[Records contained in a dataset]
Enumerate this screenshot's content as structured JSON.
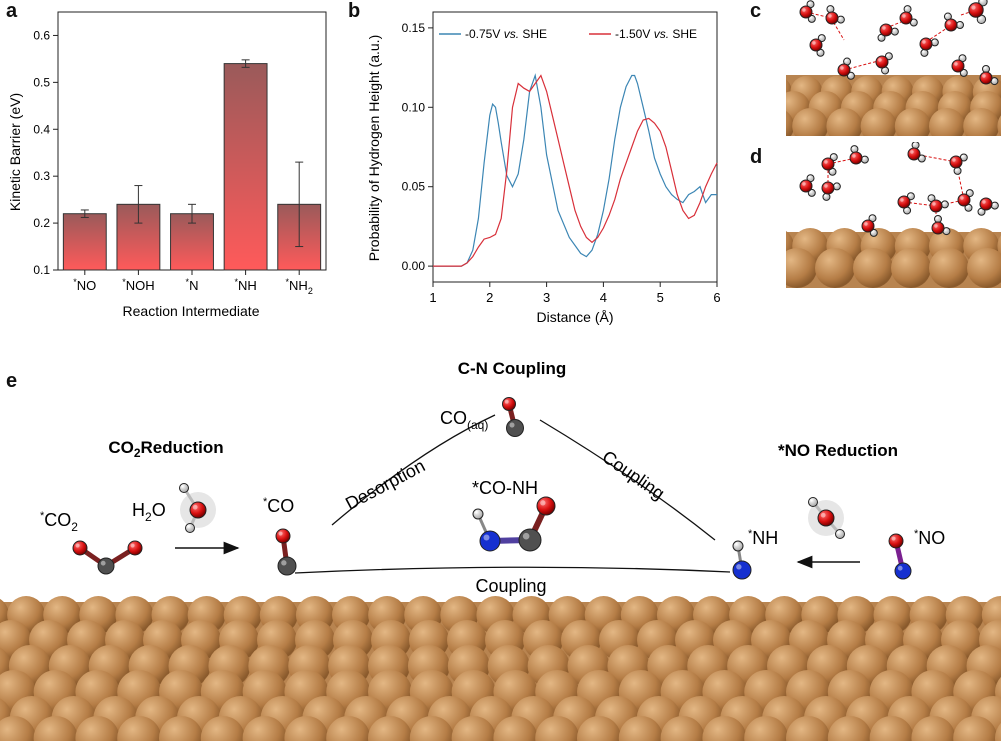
{
  "panel_labels": {
    "a": "a",
    "b": "b",
    "c": "c",
    "d": "d",
    "e": "e"
  },
  "colors": {
    "bar_top": "#9a5a5a",
    "bar_bottom": "#ff5a5a",
    "series1": "#3c86b4",
    "series2": "#d8303a",
    "copper": "#c8935a",
    "oxygen": "#d81010",
    "nitrogen": "#1530d0",
    "carbon": "#505050",
    "hydrogen": "#f2f2f2"
  },
  "chart_data": [
    {
      "type": "bar",
      "categories": [
        "*NO",
        "*NOH",
        "*N",
        "*NH",
        "*NH2"
      ],
      "category_labels": [
        {
          "sup": "*",
          "main": "NO",
          "sub": ""
        },
        {
          "sup": "*",
          "main": "NOH",
          "sub": ""
        },
        {
          "sup": "*",
          "main": "N",
          "sub": ""
        },
        {
          "sup": "*",
          "main": "NH",
          "sub": ""
        },
        {
          "sup": "*",
          "main": "NH",
          "sub": "2"
        }
      ],
      "values": [
        0.22,
        0.24,
        0.22,
        0.54,
        0.24
      ],
      "errors": [
        0.008,
        0.04,
        0.02,
        0.008,
        0.09
      ],
      "xlabel": "Reaction Intermediate",
      "ylabel": "Kinetic Barrier (eV)",
      "ylim": [
        0.1,
        0.65
      ],
      "yticks": [
        0.1,
        0.2,
        0.3,
        0.4,
        0.5,
        0.6
      ],
      "ytick_labels": [
        "0.1",
        "0.2",
        "0.3",
        "0.4",
        "0.5",
        "0.6"
      ]
    },
    {
      "type": "line",
      "xlabel": "Distance (Å)",
      "ylabel": "Probability of Hydrogen Height (a.u.)",
      "xlim": [
        1,
        6
      ],
      "ylim": [
        -0.01,
        0.16
      ],
      "xticks": [
        1,
        2,
        3,
        4,
        5,
        6
      ],
      "xtick_labels": [
        "1",
        "2",
        "3",
        "4",
        "5",
        "6"
      ],
      "yticks": [
        0.0,
        0.05,
        0.1,
        0.15
      ],
      "ytick_labels": [
        "0.00",
        "0.05",
        "0.10",
        "0.15"
      ],
      "legend_position": "top",
      "series": [
        {
          "name": "-0.75V vs. SHE",
          "name_parts": {
            "value": "-0.75V ",
            "ref": "vs.",
            "tail": " SHE"
          },
          "x": [
            1.0,
            1.5,
            1.6,
            1.7,
            1.8,
            1.9,
            2.0,
            2.05,
            2.1,
            2.15,
            2.2,
            2.3,
            2.4,
            2.5,
            2.6,
            2.7,
            2.8,
            2.9,
            3.0,
            3.2,
            3.4,
            3.6,
            3.7,
            3.8,
            3.9,
            4.0,
            4.1,
            4.2,
            4.3,
            4.4,
            4.5,
            4.55,
            4.6,
            4.7,
            4.8,
            4.9,
            5.0,
            5.1,
            5.2,
            5.3,
            5.4,
            5.5,
            5.6,
            5.7,
            5.8,
            5.9,
            6.0
          ],
          "y": [
            0.0,
            0.0,
            0.002,
            0.01,
            0.03,
            0.065,
            0.095,
            0.102,
            0.1,
            0.09,
            0.078,
            0.057,
            0.05,
            0.058,
            0.08,
            0.11,
            0.12,
            0.1,
            0.07,
            0.035,
            0.018,
            0.008,
            0.006,
            0.01,
            0.02,
            0.035,
            0.055,
            0.08,
            0.1,
            0.113,
            0.12,
            0.12,
            0.115,
            0.1,
            0.085,
            0.068,
            0.058,
            0.05,
            0.045,
            0.042,
            0.04,
            0.045,
            0.047,
            0.05,
            0.04,
            0.045,
            0.045
          ]
        },
        {
          "name": "-1.50V vs. SHE",
          "name_parts": {
            "value": "-1.50V ",
            "ref": "vs.",
            "tail": " SHE"
          },
          "x": [
            1.0,
            1.5,
            1.6,
            1.7,
            1.8,
            1.9,
            2.0,
            2.1,
            2.2,
            2.3,
            2.4,
            2.5,
            2.6,
            2.7,
            2.8,
            2.9,
            3.0,
            3.1,
            3.2,
            3.3,
            3.4,
            3.5,
            3.6,
            3.7,
            3.8,
            3.9,
            4.0,
            4.1,
            4.2,
            4.3,
            4.4,
            4.5,
            4.6,
            4.7,
            4.8,
            4.9,
            5.0,
            5.1,
            5.2,
            5.3,
            5.4,
            5.5,
            5.6,
            5.7,
            5.8,
            5.9,
            6.0
          ],
          "y": [
            0.0,
            0.0,
            0.002,
            0.006,
            0.012,
            0.017,
            0.018,
            0.02,
            0.03,
            0.06,
            0.1,
            0.115,
            0.112,
            0.11,
            0.115,
            0.12,
            0.11,
            0.095,
            0.08,
            0.065,
            0.05,
            0.035,
            0.025,
            0.018,
            0.015,
            0.018,
            0.024,
            0.032,
            0.042,
            0.055,
            0.065,
            0.075,
            0.085,
            0.092,
            0.093,
            0.09,
            0.085,
            0.075,
            0.06,
            0.045,
            0.035,
            0.03,
            0.032,
            0.04,
            0.05,
            0.058,
            0.065
          ]
        }
      ]
    }
  ],
  "scheme": {
    "section_cn": "C-N Coupling",
    "section_co2": {
      "main": "CO",
      "sub": "2",
      "tail": "Reduction"
    },
    "section_no": "*NO Reduction",
    "co2": {
      "sup": "*",
      "main": "CO",
      "sub": "2"
    },
    "water_left": {
      "main": "H",
      "sub": "2",
      "tail": "O"
    },
    "co": {
      "sup": "*",
      "main": "CO"
    },
    "co_aq": {
      "main": "CO",
      "sub": "(aq)"
    },
    "desorption": "Desorption",
    "coupling_right": "Coupling",
    "coupling_bottom": "Coupling",
    "co_nh": "*CO-NH",
    "nh": {
      "sup": "*",
      "main": "NH"
    },
    "no": {
      "sup": "*",
      "main": "NO"
    }
  }
}
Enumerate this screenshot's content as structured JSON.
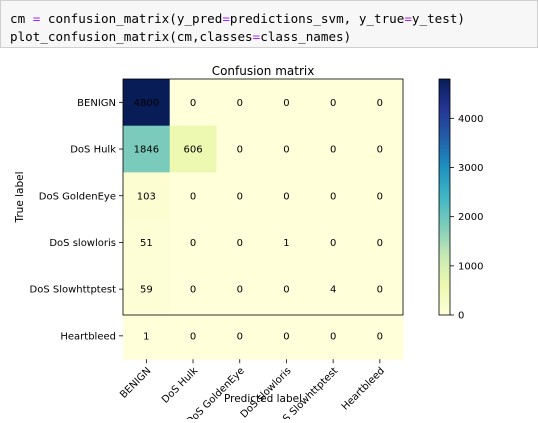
{
  "code": {
    "line1": {
      "a": "cm ",
      "b": "=",
      "c": " confusion_matrix(y_pred",
      "d": "=",
      "e": "predictions_svm, y_true",
      "f": "=",
      "g": "y_test)"
    },
    "line2": {
      "a": "plot_confusion_matrix(cm,classes",
      "b": "=",
      "c": "class_names)"
    }
  },
  "chart_data": {
    "type": "heatmap",
    "title": "Confusion matrix",
    "xlabel": "Predicted label",
    "ylabel": "True label",
    "row_labels": [
      "BENIGN",
      "DoS Hulk",
      "DoS GoldenEye",
      "DoS slowloris",
      "DoS Slowhttptest",
      "Heartbleed"
    ],
    "col_labels": [
      "BENIGN",
      "DoS Hulk",
      "DoS GoldenEye",
      "DoS slowloris",
      "DoS Slowhttptest",
      "Heartbleed"
    ],
    "values": [
      [
        4800,
        0,
        0,
        0,
        0,
        0
      ],
      [
        1846,
        606,
        0,
        0,
        0,
        0
      ],
      [
        103,
        0,
        0,
        0,
        0,
        0
      ],
      [
        51,
        0,
        0,
        1,
        0,
        0
      ],
      [
        59,
        0,
        0,
        0,
        4,
        0
      ],
      [
        1,
        0,
        0,
        0,
        0,
        0
      ]
    ],
    "colormap": "YlGnBu",
    "colorbar_range": [
      0,
      4800
    ],
    "colorbar_ticks": [
      0,
      1000,
      2000,
      3000,
      4000
    ]
  }
}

**PROBLEM TO SOLVE:**
Repeat all of the data above word for word, minus the pictures.

**THE OUTPUT:**
Enumerate this screenshot's content as structured JSON.
{
  "panel_labels": {
    "a": "a",
    "b": "b",
    "c": "c",
    "d": "d",
    "e": "e"
  },
  "colors": {
    "bar_top": "#9a5a5a",
    "bar_bottom": "#ff5a5a",
    "series1": "#3c86b4",
    "series2": "#d8303a",
    "copper": "#c8935a",
    "oxygen": "#d81010",
    "nitrogen": "#1530d0",
    "carbon": "#505050",
    "hydrogen": "#f2f2f2"
  },
  "chart_data": [
    {
      "type": "bar",
      "categories": [
        "*NO",
        "*NOH",
        "*N",
        "*NH",
        "*NH2"
      ],
      "category_labels": [
        {
          "sup": "*",
          "main": "NO",
          "sub": ""
        },
        {
          "sup": "*",
          "main": "NOH",
          "sub": ""
        },
        {
          "sup": "*",
          "main": "N",
          "sub": ""
        },
        {
          "sup": "*",
          "main": "NH",
          "sub": ""
        },
        {
          "sup": "*",
          "main": "NH",
          "sub": "2"
        }
      ],
      "values": [
        0.22,
        0.24,
        0.22,
        0.54,
        0.24
      ],
      "errors": [
        0.008,
        0.04,
        0.02,
        0.008,
        0.09
      ],
      "xlabel": "Reaction Intermediate",
      "ylabel": "Kinetic Barrier (eV)",
      "ylim": [
        0.1,
        0.65
      ],
      "yticks": [
        0.1,
        0.2,
        0.3,
        0.4,
        0.5,
        0.6
      ],
      "ytick_labels": [
        "0.1",
        "0.2",
        "0.3",
        "0.4",
        "0.5",
        "0.6"
      ]
    },
    {
      "type": "line",
      "xlabel": "Distance (Å)",
      "ylabel": "Probability of Hydrogen Height (a.u.)",
      "xlim": [
        1,
        6
      ],
      "ylim": [
        -0.01,
        0.16
      ],
      "xticks": [
        1,
        2,
        3,
        4,
        5,
        6
      ],
      "xtick_labels": [
        "1",
        "2",
        "3",
        "4",
        "5",
        "6"
      ],
      "yticks": [
        0.0,
        0.05,
        0.1,
        0.15
      ],
      "ytick_labels": [
        "0.00",
        "0.05",
        "0.10",
        "0.15"
      ],
      "legend_position": "top",
      "series": [
        {
          "name": "-0.75V vs. SHE",
          "name_parts": {
            "value": "-0.75V ",
            "ref": "vs.",
            "tail": " SHE"
          },
          "x": [
            1.0,
            1.5,
            1.6,
            1.7,
            1.8,
            1.9,
            2.0,
            2.05,
            2.1,
            2.15,
            2.2,
            2.3,
            2.4,
            2.5,
            2.6,
            2.7,
            2.8,
            2.9,
            3.0,
            3.2,
            3.4,
            3.6,
            3.7,
            3.8,
            3.9,
            4.0,
            4.1,
            4.2,
            4.3,
            4.4,
            4.5,
            4.55,
            4.6,
            4.7,
            4.8,
            4.9,
            5.0,
            5.1,
            5.2,
            5.3,
            5.4,
            5.5,
            5.6,
            5.7,
            5.8,
            5.9,
            6.0
          ],
          "y": [
            0.0,
            0.0,
            0.002,
            0.01,
            0.03,
            0.065,
            0.095,
            0.102,
            0.1,
            0.09,
            0.078,
            0.057,
            0.05,
            0.058,
            0.08,
            0.11,
            0.12,
            0.1,
            0.07,
            0.035,
            0.018,
            0.008,
            0.006,
            0.01,
            0.02,
            0.035,
            0.055,
            0.08,
            0.1,
            0.113,
            0.12,
            0.12,
            0.115,
            0.1,
            0.085,
            0.068,
            0.058,
            0.05,
            0.045,
            0.042,
            0.04,
            0.045,
            0.047,
            0.05,
            0.04,
            0.045,
            0.045
          ]
        },
        {
          "name": "-1.50V vs. SHE",
          "name_parts": {
            "value": "-1.50V ",
            "ref": "vs.",
            "tail": " SHE"
          },
          "x": [
            1.0,
            1.5,
            1.6,
            1.7,
            1.8,
            1.9,
            2.0,
            2.1,
            2.2,
            2.3,
            2.4,
            2.5,
            2.6,
            2.7,
            2.8,
            2.9,
            3.0,
            3.1,
            3.2,
            3.3,
            3.4,
            3.5,
            3.6,
            3.7,
            3.8,
            3.9,
            4.0,
            4.1,
            4.2,
            4.3,
            4.4,
            4.5,
            4.6,
            4.7,
            4.8,
            4.9,
            5.0,
            5.1,
            5.2,
            5.3,
            5.4,
            5.5,
            5.6,
            5.7,
            5.8,
            5.9,
            6.0
          ],
          "y": [
            0.0,
            0.0,
            0.002,
            0.006,
            0.012,
            0.017,
            0.018,
            0.02,
            0.03,
            0.06,
            0.1,
            0.115,
            0.112,
            0.11,
            0.115,
            0.12,
            0.11,
            0.095,
            0.08,
            0.065,
            0.05,
            0.035,
            0.025,
            0.018,
            0.015,
            0.018,
            0.024,
            0.032,
            0.042,
            0.055,
            0.065,
            0.075,
            0.085,
            0.092,
            0.093,
            0.09,
            0.085,
            0.075,
            0.06,
            0.045,
            0.035,
            0.03,
            0.032,
            0.04,
            0.05,
            0.058,
            0.065
          ]
        }
      ]
    }
  ],
  "scheme": {
    "section_cn": "C-N Coupling",
    "section_co2": {
      "main": "CO",
      "sub": "2",
      "tail": "Reduction"
    },
    "section_no": "*NO Reduction",
    "co2": {
      "sup": "*",
      "main": "CO",
      "sub": "2"
    },
    "water_left": {
      "main": "H",
      "sub": "2",
      "tail": "O"
    },
    "co": {
      "sup": "*",
      "main": "CO"
    },
    "co_aq": {
      "main": "CO",
      "sub": "(aq)"
    },
    "desorption": "Desorption",
    "coupling_right": "Coupling",
    "coupling_bottom": "Coupling",
    "co_nh": "*CO-NH",
    "nh": {
      "sup": "*",
      "main": "NH"
    },
    "no": {
      "sup": "*",
      "main": "NO"
    }
  }
}
Enumerate this screenshot's content as structured JSON.
{
  "code": {
    "line1": {
      "a": "cm ",
      "b": "=",
      "c": " confusion_matrix(y_pred",
      "d": "=",
      "e": "predictions_svm, y_true",
      "f": "=",
      "g": "y_test)"
    },
    "line2": {
      "a": "plot_confusion_matrix(cm,classes",
      "b": "=",
      "c": "class_names)"
    }
  },
  "chart_data": {
    "type": "heatmap",
    "title": "Confusion matrix",
    "xlabel": "Predicted label",
    "ylabel": "True label",
    "row_labels": [
      "BENIGN",
      "DoS Hulk",
      "DoS GoldenEye",
      "DoS slowloris",
      "DoS Slowhttptest",
      "Heartbleed"
    ],
    "col_labels": [
      "BENIGN",
      "DoS Hulk",
      "DoS GoldenEye",
      "DoS slowloris",
      "DoS Slowhttptest",
      "Heartbleed"
    ],
    "values": [
      [
        4800,
        0,
        0,
        0,
        0,
        0
      ],
      [
        1846,
        606,
        0,
        0,
        0,
        0
      ],
      [
        103,
        0,
        0,
        0,
        0,
        0
      ],
      [
        51,
        0,
        0,
        1,
        0,
        0
      ],
      [
        59,
        0,
        0,
        0,
        4,
        0
      ],
      [
        1,
        0,
        0,
        0,
        0,
        0
      ]
    ],
    "colormap": "YlGnBu",
    "colorbar_range": [
      0,
      4800
    ],
    "colorbar_ticks": [
      0,
      1000,
      2000,
      3000,
      4000
    ]
  }
}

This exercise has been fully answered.